[Rows from a figure dataset]
-*-*-

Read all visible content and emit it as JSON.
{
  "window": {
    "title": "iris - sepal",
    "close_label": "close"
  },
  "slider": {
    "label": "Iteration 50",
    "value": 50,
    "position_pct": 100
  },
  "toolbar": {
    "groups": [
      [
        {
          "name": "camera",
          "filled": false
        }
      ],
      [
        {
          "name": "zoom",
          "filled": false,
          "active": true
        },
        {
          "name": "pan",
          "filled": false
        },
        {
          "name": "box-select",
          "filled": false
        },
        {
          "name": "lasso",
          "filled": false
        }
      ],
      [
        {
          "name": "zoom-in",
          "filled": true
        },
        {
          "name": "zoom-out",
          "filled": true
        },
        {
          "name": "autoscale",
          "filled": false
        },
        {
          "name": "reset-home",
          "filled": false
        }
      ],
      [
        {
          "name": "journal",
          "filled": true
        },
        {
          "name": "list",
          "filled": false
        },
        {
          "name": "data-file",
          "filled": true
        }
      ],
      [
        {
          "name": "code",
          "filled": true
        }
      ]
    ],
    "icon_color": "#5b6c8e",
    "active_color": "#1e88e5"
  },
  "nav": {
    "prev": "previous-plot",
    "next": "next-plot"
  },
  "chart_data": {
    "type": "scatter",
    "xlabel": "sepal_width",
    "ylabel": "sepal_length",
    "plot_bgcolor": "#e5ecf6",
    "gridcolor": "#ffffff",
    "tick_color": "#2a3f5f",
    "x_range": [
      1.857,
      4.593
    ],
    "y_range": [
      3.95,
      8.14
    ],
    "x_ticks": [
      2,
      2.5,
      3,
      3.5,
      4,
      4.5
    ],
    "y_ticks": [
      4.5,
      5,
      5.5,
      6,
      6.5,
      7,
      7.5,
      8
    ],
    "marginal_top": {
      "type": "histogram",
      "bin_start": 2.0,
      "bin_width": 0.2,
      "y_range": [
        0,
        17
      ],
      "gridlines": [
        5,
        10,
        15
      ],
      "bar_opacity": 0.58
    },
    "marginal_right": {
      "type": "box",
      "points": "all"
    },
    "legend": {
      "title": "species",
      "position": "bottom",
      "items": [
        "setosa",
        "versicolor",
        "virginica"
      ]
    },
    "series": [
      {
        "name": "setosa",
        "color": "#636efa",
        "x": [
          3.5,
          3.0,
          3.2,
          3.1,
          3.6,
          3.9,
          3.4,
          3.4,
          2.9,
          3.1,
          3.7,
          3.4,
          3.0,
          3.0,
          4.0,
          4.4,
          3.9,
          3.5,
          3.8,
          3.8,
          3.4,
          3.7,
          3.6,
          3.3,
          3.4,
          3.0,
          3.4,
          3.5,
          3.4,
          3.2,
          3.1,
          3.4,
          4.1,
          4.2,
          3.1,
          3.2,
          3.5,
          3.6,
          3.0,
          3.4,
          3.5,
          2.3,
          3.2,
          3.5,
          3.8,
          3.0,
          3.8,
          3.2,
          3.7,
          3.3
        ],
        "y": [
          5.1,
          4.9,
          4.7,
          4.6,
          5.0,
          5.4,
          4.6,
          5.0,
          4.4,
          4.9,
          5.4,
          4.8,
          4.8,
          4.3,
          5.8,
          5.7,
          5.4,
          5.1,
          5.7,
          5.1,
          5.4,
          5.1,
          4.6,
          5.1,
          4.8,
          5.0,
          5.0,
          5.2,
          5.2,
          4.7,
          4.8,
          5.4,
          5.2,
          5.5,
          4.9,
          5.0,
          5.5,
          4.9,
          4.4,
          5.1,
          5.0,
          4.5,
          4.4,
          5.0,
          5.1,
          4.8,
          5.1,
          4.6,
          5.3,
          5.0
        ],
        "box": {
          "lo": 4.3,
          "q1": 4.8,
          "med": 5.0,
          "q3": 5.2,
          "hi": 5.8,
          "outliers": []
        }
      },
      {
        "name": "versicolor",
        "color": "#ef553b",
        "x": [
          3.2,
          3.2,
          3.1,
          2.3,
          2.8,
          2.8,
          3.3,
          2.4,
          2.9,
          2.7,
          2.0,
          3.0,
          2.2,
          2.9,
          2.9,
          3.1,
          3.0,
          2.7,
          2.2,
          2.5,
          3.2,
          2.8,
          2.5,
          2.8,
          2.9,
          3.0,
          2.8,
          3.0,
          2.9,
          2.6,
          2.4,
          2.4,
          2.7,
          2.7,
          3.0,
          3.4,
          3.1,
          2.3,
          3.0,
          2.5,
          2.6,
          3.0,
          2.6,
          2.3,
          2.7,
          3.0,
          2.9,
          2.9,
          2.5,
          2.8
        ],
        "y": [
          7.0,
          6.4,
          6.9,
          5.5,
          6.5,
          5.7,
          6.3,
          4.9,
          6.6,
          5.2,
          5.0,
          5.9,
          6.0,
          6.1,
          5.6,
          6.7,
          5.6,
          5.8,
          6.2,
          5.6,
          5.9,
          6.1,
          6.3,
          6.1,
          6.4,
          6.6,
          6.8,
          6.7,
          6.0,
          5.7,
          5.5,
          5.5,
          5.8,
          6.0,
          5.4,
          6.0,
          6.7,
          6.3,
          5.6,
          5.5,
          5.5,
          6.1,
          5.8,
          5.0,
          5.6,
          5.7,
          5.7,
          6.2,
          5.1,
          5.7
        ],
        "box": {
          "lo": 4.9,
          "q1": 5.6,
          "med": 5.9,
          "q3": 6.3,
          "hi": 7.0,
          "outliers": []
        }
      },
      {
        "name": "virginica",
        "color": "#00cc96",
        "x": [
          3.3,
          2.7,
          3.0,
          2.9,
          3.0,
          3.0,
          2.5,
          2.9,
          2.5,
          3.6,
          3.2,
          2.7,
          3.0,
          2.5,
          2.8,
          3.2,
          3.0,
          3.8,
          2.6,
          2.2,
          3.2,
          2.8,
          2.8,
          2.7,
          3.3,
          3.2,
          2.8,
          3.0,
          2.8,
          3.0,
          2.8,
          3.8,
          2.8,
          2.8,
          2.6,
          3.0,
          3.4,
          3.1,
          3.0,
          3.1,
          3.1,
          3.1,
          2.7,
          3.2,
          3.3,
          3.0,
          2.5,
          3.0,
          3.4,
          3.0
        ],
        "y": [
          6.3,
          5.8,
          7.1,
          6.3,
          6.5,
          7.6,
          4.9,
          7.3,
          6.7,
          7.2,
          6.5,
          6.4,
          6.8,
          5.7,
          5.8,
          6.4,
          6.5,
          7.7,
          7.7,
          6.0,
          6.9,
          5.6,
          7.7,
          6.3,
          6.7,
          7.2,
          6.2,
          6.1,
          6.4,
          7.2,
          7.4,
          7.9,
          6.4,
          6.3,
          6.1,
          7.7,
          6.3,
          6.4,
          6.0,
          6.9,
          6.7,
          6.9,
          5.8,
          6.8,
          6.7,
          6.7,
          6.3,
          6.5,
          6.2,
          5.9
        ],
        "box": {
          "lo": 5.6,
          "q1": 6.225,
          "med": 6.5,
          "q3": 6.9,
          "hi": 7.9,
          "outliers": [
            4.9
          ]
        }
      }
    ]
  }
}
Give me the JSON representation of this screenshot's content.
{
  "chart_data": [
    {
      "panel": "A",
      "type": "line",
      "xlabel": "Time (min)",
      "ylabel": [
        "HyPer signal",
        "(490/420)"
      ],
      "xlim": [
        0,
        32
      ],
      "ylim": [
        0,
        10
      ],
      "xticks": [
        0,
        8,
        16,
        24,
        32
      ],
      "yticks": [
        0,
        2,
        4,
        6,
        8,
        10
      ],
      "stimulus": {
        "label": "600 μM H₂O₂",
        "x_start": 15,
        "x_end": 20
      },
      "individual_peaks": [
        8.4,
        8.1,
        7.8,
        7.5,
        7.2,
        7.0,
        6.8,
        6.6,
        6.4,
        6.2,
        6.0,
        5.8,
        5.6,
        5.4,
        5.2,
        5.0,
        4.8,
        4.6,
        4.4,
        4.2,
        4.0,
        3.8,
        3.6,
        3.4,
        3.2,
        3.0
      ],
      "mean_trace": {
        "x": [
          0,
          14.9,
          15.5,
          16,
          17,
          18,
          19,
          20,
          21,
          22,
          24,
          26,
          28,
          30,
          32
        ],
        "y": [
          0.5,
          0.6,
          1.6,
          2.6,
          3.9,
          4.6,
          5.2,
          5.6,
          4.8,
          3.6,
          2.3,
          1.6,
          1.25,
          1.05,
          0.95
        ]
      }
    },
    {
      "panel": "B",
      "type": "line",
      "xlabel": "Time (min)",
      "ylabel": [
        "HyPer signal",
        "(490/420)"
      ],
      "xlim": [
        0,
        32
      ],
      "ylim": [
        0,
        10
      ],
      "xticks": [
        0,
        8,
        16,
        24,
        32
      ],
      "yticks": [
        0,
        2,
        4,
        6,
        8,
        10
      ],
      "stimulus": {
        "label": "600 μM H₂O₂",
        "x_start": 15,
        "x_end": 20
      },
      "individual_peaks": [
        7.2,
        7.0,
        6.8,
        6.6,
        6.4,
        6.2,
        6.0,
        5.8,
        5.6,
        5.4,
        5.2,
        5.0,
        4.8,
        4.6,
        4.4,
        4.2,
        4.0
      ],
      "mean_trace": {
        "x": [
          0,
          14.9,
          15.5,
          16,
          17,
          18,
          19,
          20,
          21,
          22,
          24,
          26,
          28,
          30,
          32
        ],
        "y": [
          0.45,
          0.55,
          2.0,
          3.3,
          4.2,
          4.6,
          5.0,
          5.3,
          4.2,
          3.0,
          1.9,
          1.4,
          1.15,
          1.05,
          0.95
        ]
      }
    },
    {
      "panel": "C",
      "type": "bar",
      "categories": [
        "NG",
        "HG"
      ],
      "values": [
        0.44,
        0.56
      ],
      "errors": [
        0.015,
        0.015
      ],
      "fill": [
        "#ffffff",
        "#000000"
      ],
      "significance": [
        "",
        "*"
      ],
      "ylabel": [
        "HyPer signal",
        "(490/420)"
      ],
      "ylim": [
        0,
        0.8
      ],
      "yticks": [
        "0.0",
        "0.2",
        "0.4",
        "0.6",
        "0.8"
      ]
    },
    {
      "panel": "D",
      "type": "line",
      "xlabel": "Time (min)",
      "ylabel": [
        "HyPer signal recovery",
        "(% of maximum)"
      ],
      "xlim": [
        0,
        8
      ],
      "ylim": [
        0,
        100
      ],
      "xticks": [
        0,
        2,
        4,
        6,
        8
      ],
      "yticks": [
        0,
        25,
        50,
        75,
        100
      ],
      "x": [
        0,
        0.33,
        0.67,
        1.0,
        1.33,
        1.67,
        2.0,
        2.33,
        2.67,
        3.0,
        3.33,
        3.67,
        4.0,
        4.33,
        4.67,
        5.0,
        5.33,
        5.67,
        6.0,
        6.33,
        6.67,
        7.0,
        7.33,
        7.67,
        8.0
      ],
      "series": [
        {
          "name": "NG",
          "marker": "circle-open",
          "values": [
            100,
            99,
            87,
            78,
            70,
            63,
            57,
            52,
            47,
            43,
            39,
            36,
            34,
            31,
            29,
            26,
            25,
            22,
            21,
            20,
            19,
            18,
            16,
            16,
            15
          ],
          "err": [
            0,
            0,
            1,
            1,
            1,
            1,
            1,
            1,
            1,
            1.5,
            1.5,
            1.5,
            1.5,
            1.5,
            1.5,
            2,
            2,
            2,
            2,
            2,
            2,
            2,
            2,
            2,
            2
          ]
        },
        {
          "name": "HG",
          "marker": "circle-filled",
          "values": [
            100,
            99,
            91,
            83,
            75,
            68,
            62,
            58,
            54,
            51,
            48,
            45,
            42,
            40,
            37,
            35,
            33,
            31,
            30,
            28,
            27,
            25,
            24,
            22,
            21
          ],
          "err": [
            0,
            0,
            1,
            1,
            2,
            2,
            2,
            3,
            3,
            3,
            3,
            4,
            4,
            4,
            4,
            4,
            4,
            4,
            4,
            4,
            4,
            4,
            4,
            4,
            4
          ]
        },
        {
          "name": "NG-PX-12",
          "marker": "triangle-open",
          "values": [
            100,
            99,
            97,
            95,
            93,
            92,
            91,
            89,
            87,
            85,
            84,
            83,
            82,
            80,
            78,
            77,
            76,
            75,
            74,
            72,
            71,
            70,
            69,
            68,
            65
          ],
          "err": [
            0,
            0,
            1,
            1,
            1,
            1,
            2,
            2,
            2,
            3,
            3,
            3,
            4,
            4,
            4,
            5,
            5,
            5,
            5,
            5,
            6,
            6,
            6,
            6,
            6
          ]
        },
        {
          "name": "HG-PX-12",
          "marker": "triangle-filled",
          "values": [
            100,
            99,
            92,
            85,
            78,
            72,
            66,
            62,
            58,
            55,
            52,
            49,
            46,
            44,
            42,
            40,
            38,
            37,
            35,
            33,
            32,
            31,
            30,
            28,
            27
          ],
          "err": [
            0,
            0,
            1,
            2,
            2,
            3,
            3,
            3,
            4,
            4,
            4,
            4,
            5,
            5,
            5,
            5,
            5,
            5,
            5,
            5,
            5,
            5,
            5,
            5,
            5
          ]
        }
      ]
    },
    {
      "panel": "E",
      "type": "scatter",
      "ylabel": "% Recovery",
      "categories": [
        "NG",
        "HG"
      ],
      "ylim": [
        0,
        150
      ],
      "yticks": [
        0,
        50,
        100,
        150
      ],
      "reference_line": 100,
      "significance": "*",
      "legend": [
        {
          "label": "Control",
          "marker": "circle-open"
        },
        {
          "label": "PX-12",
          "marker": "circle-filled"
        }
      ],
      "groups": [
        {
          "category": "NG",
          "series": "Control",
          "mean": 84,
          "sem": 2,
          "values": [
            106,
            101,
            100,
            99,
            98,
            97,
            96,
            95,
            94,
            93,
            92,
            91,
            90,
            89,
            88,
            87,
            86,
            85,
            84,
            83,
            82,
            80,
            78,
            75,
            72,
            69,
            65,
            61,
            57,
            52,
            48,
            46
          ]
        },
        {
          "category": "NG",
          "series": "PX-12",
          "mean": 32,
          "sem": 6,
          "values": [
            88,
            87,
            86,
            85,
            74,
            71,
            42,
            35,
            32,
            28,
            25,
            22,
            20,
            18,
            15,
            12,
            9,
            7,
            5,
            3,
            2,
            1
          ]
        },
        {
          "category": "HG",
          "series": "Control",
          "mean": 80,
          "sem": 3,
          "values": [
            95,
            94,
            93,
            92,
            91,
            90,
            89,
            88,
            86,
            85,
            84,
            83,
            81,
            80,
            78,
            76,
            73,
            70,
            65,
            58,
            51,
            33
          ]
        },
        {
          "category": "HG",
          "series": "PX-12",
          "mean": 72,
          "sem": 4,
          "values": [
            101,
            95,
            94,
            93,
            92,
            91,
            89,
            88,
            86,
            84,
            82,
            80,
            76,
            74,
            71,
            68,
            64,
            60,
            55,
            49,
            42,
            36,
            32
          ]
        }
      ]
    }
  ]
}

-*-*-

Copy every line of the data that holds the string "panel".

      "panel": "A",
      "panel": "B",
      "panel": "C",
      "panel": "D",
      "panel": "E",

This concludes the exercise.